### ÉNONCÉ
Renvoyez chacune des lignes ci-dessous qui contient la chaîne « home ».

### LIGNES

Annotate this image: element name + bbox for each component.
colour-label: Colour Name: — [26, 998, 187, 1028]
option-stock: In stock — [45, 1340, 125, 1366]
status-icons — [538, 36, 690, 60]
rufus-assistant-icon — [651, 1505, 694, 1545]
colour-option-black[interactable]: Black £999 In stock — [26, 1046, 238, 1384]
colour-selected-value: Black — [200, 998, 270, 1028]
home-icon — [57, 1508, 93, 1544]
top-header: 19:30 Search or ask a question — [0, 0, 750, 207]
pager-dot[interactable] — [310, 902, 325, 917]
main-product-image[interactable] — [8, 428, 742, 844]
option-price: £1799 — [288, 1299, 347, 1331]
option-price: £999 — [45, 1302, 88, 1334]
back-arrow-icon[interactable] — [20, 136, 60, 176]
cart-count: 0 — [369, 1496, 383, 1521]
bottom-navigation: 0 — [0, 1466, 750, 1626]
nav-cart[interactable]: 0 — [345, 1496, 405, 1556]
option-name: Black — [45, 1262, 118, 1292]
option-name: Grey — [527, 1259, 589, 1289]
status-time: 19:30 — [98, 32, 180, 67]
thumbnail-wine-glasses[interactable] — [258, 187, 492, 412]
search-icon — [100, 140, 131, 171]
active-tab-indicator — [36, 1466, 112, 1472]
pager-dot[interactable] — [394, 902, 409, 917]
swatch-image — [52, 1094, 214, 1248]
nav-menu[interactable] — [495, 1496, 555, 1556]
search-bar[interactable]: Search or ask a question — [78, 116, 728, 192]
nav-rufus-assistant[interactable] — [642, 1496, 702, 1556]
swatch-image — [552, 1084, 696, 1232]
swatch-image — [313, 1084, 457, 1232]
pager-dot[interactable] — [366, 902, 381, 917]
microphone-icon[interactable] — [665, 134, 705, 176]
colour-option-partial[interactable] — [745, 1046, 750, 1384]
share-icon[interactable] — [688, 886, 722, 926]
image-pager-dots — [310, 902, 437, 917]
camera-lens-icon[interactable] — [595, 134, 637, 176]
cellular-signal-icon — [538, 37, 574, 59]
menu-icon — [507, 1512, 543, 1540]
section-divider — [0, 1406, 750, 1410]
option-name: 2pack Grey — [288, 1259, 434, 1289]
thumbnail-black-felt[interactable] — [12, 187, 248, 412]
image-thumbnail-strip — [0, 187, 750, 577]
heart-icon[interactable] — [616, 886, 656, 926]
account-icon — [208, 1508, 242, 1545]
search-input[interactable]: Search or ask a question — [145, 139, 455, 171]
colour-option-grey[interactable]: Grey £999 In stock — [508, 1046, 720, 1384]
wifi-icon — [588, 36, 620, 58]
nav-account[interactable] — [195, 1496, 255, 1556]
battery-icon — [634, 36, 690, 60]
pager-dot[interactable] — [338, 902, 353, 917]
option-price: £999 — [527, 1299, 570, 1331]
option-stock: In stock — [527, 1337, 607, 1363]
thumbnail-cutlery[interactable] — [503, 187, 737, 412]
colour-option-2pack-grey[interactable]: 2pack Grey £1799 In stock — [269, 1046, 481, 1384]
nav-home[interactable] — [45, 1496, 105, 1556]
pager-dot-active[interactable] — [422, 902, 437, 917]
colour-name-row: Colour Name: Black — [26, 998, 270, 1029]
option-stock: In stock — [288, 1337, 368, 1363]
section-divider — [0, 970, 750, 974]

### CORRIGÉ
home-icon — [57, 1508, 93, 1544]
nav-home[interactable] — [45, 1496, 105, 1556]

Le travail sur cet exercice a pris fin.